**Information given:**
*****

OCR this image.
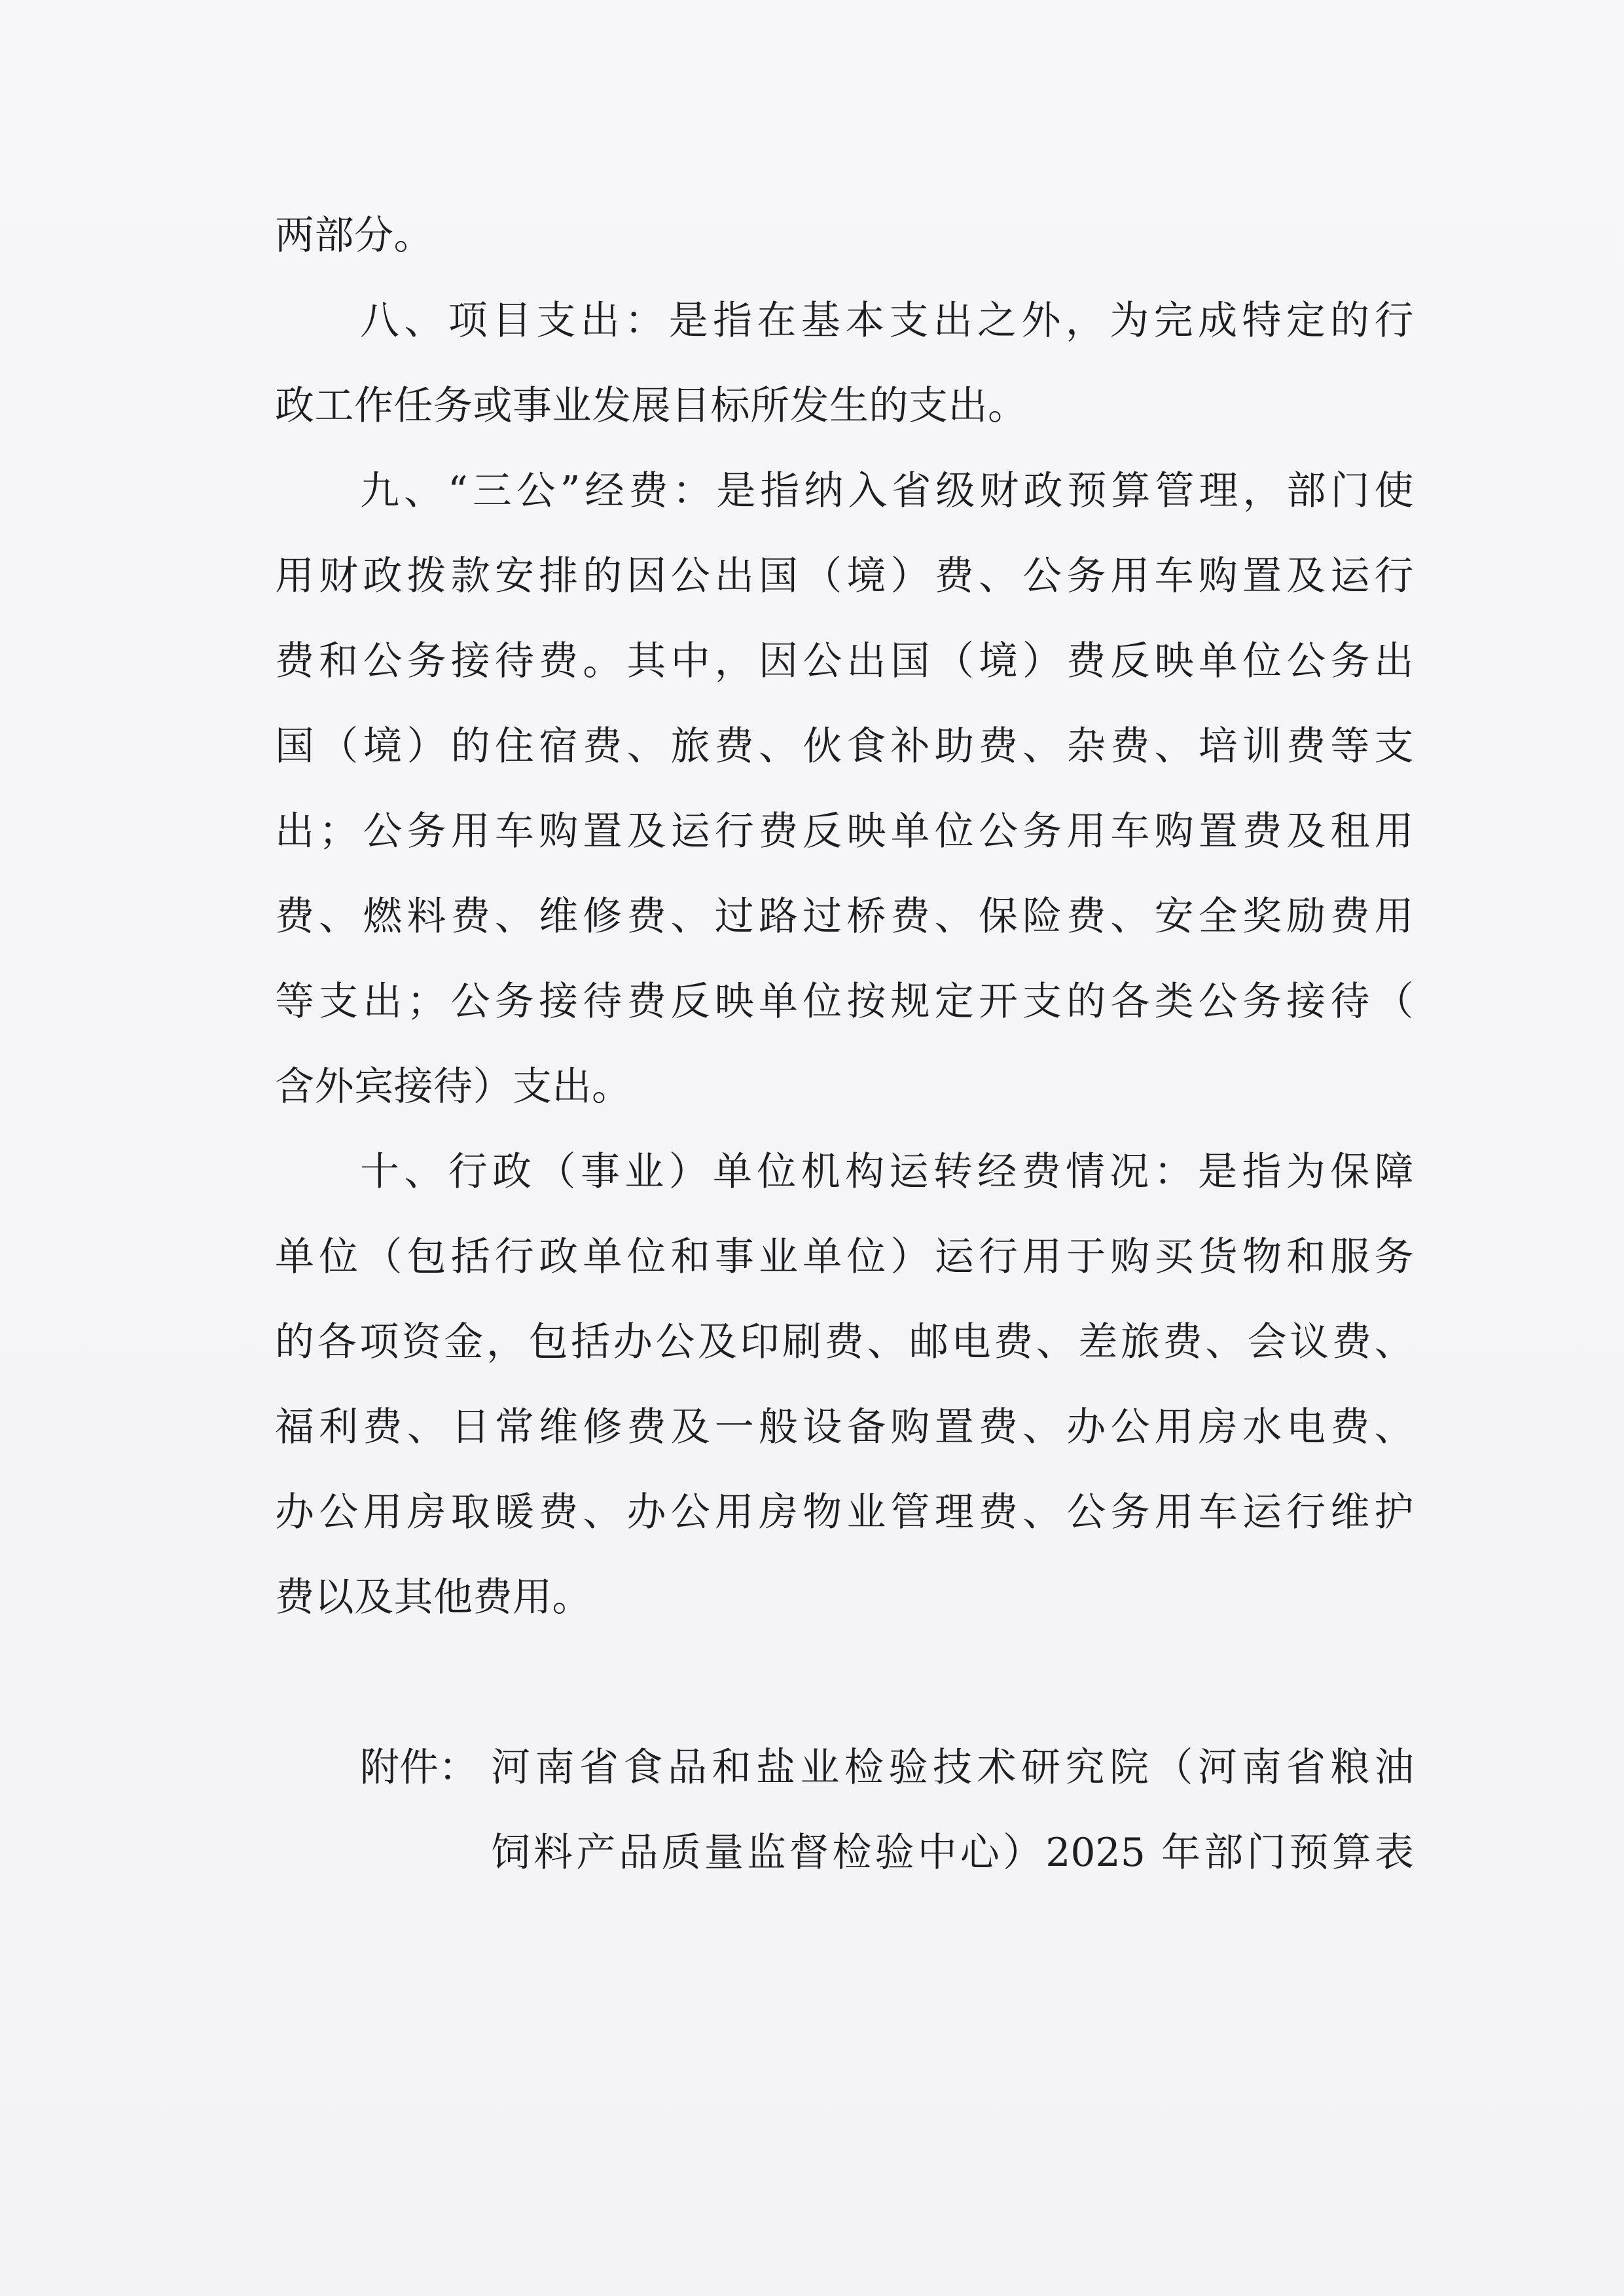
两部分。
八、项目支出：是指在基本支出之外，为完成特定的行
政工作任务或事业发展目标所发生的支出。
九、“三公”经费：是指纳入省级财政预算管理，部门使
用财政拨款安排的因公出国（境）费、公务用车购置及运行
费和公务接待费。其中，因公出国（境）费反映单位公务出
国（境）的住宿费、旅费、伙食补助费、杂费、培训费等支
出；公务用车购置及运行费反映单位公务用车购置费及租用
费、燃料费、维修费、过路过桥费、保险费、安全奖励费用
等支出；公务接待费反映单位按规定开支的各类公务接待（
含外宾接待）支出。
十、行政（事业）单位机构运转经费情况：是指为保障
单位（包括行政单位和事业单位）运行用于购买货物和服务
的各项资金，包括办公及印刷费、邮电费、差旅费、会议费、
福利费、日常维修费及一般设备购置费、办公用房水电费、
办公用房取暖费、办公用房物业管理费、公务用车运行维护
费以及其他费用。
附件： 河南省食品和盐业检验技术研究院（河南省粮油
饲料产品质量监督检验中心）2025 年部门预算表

*****

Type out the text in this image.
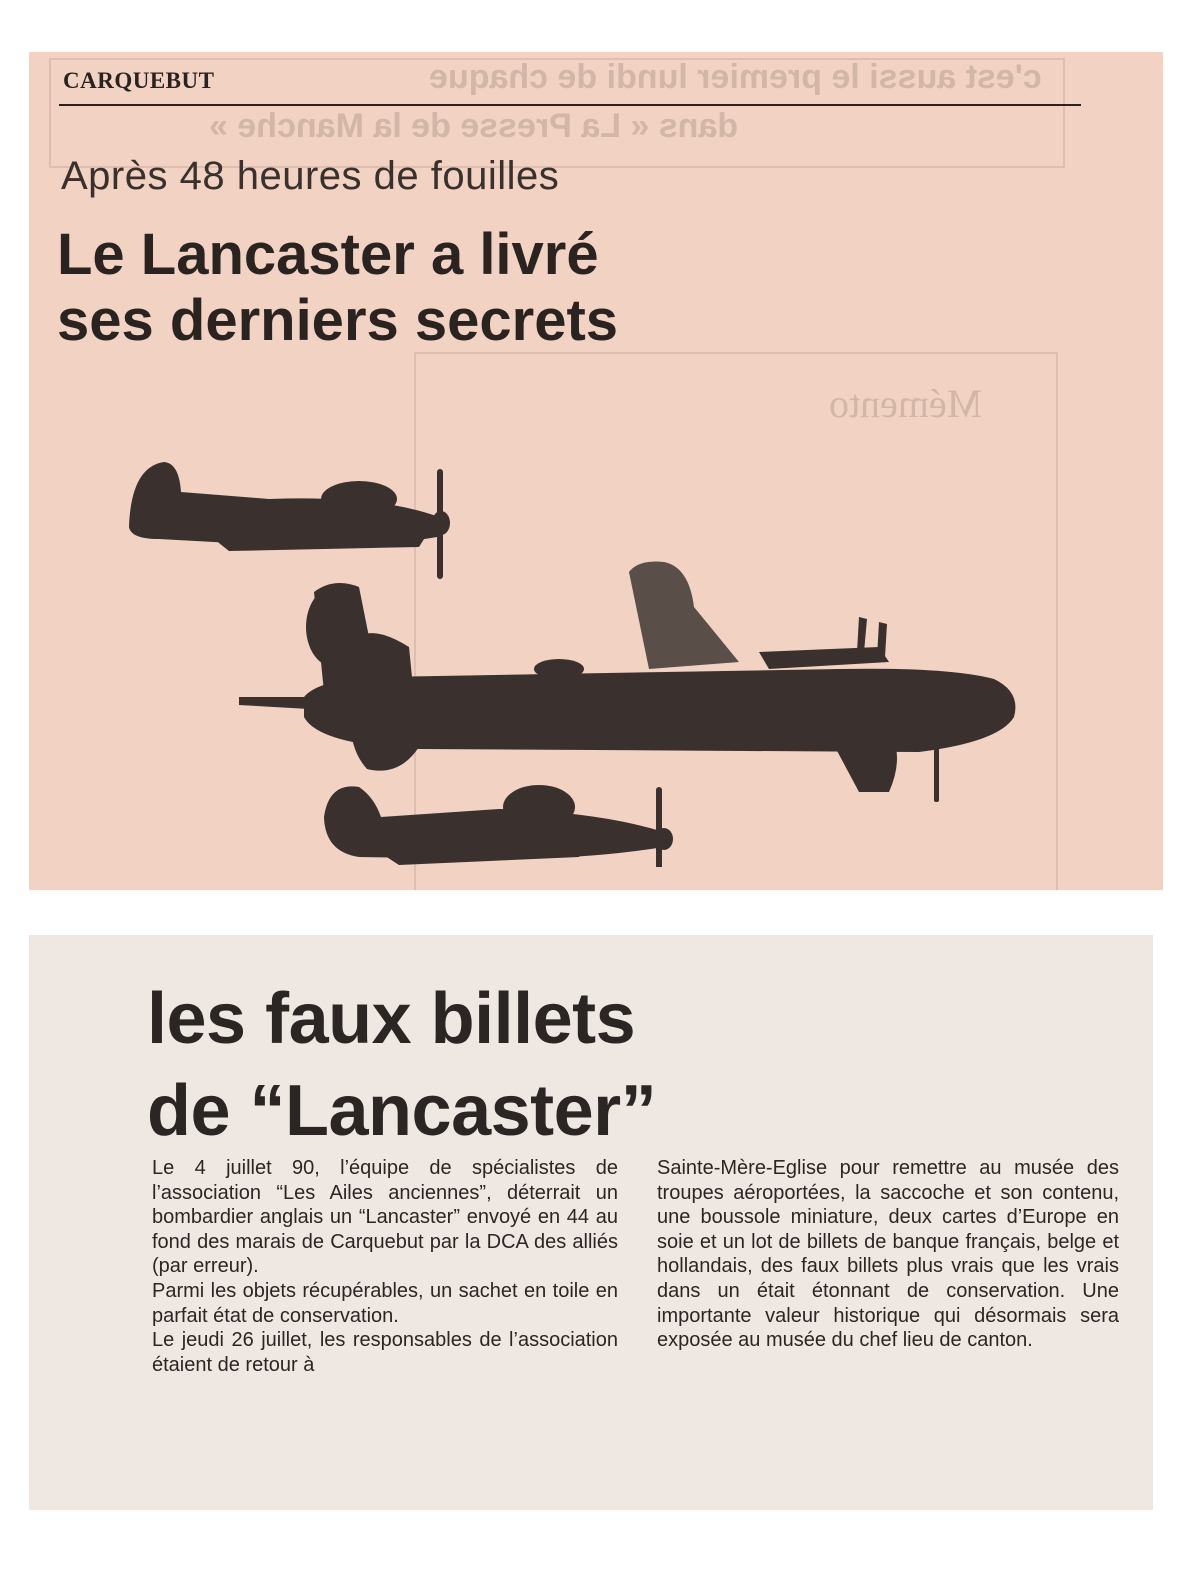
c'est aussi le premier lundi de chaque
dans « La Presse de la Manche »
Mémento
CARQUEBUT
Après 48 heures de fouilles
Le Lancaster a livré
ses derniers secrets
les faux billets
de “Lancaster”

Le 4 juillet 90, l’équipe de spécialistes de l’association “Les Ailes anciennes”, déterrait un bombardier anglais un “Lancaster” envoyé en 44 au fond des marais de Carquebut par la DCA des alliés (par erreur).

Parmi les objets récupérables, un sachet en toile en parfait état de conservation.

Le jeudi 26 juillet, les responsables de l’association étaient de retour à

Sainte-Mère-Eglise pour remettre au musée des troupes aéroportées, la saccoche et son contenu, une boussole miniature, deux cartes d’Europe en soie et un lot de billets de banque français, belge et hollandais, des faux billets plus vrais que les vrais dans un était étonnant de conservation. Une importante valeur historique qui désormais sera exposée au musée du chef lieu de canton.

*****

**Written request:** Show all lines in the entries above where the word "association" appears.

**Task solution:**
Le 4 juillet 90, l’équipe de spécialistes de l’association “Les Ailes anciennes”, déterrait un bombardier anglais un “Lancaster” envoyé en 44 au fond des marais de Carquebut par la DCA des alliés (par erreur).
Le jeudi 26 juillet, les responsables de l’association étaient de retour à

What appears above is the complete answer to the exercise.